**DATA SHOWN:**
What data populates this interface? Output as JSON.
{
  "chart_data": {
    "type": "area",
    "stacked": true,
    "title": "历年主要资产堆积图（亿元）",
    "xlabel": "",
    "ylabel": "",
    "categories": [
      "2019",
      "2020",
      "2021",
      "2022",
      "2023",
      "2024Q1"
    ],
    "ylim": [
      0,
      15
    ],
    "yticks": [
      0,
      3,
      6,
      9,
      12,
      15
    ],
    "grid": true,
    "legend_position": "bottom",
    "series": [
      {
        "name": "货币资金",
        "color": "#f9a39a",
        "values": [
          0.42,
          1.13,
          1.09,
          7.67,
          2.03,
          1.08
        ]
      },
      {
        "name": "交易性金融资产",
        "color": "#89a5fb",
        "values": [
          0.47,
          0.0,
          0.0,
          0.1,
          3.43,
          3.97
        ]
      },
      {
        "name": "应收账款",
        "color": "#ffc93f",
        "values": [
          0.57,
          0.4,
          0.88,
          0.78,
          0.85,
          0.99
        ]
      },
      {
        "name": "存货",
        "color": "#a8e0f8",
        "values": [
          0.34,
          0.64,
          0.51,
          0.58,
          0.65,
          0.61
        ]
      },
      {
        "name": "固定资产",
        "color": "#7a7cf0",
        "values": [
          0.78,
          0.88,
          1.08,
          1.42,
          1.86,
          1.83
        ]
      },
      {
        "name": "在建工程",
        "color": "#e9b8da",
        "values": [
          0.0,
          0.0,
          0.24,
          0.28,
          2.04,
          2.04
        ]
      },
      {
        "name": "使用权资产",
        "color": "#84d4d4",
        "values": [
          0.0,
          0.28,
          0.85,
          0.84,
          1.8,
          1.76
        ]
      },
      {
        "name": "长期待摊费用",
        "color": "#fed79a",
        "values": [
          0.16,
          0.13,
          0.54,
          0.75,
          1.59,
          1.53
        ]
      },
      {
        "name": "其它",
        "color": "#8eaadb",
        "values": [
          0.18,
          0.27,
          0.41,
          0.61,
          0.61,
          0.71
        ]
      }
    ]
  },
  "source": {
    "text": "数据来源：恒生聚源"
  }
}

**TASK INSTRUCTIONS:** State how many lines in the records above contain the word "name", giving only the number.

**RESPONSE TO THE EXERCISE:** 9